— Start ENTRIES SHOWN —

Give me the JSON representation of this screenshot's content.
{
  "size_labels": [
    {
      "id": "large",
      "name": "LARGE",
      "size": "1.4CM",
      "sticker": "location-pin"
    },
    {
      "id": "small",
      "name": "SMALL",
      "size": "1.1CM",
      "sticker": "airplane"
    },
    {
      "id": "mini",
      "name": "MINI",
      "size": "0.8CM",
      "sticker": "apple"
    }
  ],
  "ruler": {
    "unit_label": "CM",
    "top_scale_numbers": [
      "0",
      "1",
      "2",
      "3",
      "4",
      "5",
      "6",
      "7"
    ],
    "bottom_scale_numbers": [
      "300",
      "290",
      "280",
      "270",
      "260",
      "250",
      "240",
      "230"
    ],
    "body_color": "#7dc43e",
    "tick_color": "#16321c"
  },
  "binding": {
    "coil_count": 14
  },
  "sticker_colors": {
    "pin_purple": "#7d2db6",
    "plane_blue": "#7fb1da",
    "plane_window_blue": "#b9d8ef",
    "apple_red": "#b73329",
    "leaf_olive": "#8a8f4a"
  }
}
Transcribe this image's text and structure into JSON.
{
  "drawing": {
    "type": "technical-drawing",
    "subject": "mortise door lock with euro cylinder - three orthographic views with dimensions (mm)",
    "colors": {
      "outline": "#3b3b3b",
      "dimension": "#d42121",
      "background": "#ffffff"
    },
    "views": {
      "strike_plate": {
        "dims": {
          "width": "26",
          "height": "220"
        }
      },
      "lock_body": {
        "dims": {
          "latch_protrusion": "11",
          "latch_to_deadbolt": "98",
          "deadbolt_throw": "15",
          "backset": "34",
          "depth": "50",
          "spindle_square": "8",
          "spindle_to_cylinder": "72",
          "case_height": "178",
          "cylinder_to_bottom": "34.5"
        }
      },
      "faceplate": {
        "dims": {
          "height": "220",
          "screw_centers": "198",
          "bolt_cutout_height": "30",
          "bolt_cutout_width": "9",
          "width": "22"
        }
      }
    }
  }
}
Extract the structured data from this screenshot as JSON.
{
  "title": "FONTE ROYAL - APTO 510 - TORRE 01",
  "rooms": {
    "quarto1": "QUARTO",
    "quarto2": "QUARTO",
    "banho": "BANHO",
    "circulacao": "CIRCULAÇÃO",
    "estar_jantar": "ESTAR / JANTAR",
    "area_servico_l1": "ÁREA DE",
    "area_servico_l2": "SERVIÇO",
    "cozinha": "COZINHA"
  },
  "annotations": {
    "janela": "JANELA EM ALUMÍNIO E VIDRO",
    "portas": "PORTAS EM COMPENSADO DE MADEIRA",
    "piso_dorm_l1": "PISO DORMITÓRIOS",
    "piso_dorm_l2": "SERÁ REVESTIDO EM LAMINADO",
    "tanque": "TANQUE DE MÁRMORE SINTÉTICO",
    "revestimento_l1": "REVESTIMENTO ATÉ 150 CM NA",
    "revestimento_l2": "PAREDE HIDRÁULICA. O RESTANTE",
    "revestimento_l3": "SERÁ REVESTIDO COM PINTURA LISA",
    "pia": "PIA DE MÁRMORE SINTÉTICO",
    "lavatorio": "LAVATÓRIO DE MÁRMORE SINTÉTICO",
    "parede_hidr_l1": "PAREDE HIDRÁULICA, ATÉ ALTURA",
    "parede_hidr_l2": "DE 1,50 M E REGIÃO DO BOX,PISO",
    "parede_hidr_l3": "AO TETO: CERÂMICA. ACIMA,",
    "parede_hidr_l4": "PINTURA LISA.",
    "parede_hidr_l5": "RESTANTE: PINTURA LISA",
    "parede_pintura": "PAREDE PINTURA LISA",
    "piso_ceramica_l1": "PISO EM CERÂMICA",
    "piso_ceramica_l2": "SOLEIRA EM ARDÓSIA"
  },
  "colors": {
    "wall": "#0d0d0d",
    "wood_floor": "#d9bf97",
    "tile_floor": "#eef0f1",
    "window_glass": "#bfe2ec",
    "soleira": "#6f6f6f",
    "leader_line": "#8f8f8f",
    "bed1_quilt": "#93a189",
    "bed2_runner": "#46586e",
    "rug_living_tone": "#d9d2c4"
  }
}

— End ENTRIES SHOWN —

**JOB:** Repeat the records above exactly.

**SOLUTION BELOW:**
Give me the JSON representation of this screenshot's content.
{
  "size_labels": [
    {
      "id": "large",
      "name": "LARGE",
      "size": "1.4CM",
      "sticker": "location-pin"
    },
    {
      "id": "small",
      "name": "SMALL",
      "size": "1.1CM",
      "sticker": "airplane"
    },
    {
      "id": "mini",
      "name": "MINI",
      "size": "0.8CM",
      "sticker": "apple"
    }
  ],
  "ruler": {
    "unit_label": "CM",
    "top_scale_numbers": [
      "0",
      "1",
      "2",
      "3",
      "4",
      "5",
      "6",
      "7"
    ],
    "bottom_scale_numbers": [
      "300",
      "290",
      "280",
      "270",
      "260",
      "250",
      "240",
      "230"
    ],
    "body_color": "#7dc43e",
    "tick_color": "#16321c"
  },
  "binding": {
    "coil_count": 14
  },
  "sticker_colors": {
    "pin_purple": "#7d2db6",
    "plane_blue": "#7fb1da",
    "plane_window_blue": "#b9d8ef",
    "apple_red": "#b73329",
    "leaf_olive": "#8a8f4a"
  }
}
Transcribe this image's text and structure into JSON.
{
  "drawing": {
    "type": "technical-drawing",
    "subject": "mortise door lock with euro cylinder - three orthographic views with dimensions (mm)",
    "colors": {
      "outline": "#3b3b3b",
      "dimension": "#d42121",
      "background": "#ffffff"
    },
    "views": {
      "strike_plate": {
        "dims": {
          "width": "26",
          "height": "220"
        }
      },
      "lock_body": {
        "dims": {
          "latch_protrusion": "11",
          "latch_to_deadbolt": "98",
          "deadbolt_throw": "15",
          "backset": "34",
          "depth": "50",
          "spindle_square": "8",
          "spindle_to_cylinder": "72",
          "case_height": "178",
          "cylinder_to_bottom": "34.5"
        }
      },
      "faceplate": {
        "dims": {
          "height": "220",
          "screw_centers": "198",
          "bolt_cutout_height": "30",
          "bolt_cutout_width": "9",
          "width": "22"
        }
      }
    }
  }
}
Extract the structured data from this screenshot as JSON.
{
  "title": "FONTE ROYAL - APTO 510 - TORRE 01",
  "rooms": {
    "quarto1": "QUARTO",
    "quarto2": "QUARTO",
    "banho": "BANHO",
    "circulacao": "CIRCULAÇÃO",
    "estar_jantar": "ESTAR / JANTAR",
    "area_servico_l1": "ÁREA DE",
    "area_servico_l2": "SERVIÇO",
    "cozinha": "COZINHA"
  },
  "annotations": {
    "janela": "JANELA EM ALUMÍNIO E VIDRO",
    "portas": "PORTAS EM COMPENSADO DE MADEIRA",
    "piso_dorm_l1": "PISO DORMITÓRIOS",
    "piso_dorm_l2": "SERÁ REVESTIDO EM LAMINADO",
    "tanque": "TANQUE DE MÁRMORE SINTÉTICO",
    "revestimento_l1": "REVESTIMENTO ATÉ 150 CM NA",
    "revestimento_l2": "PAREDE HIDRÁULICA. O RESTANTE",
    "revestimento_l3": "SERÁ REVESTIDO COM PINTURA LISA",
    "pia": "PIA DE MÁRMORE SINTÉTICO",
    "lavatorio": "LAVATÓRIO DE MÁRMORE SINTÉTICO",
    "parede_hidr_l1": "PAREDE HIDRÁULICA, ATÉ ALTURA",
    "parede_hidr_l2": "DE 1,50 M E REGIÃO DO BOX,PISO",
    "parede_hidr_l3": "AO TETO: CERÂMICA. ACIMA,",
    "parede_hidr_l4": "PINTURA LISA.",
    "parede_hidr_l5": "RESTANTE: PINTURA LISA",
    "parede_pintura": "PAREDE PINTURA LISA",
    "piso_ceramica_l1": "PISO EM CERÂMICA",
    "piso_ceramica_l2": "SOLEIRA EM ARDÓSIA"
  },
  "colors": {
    "wall": "#0d0d0d",
    "wood_floor": "#d9bf97",
    "tile_floor": "#eef0f1",
    "window_glass": "#bfe2ec",
    "soleira": "#6f6f6f",
    "leader_line": "#8f8f8f",
    "bed1_quilt": "#93a189",
    "bed2_runner": "#46586e",
    "rug_living_tone": "#d9d2c4"
  }
}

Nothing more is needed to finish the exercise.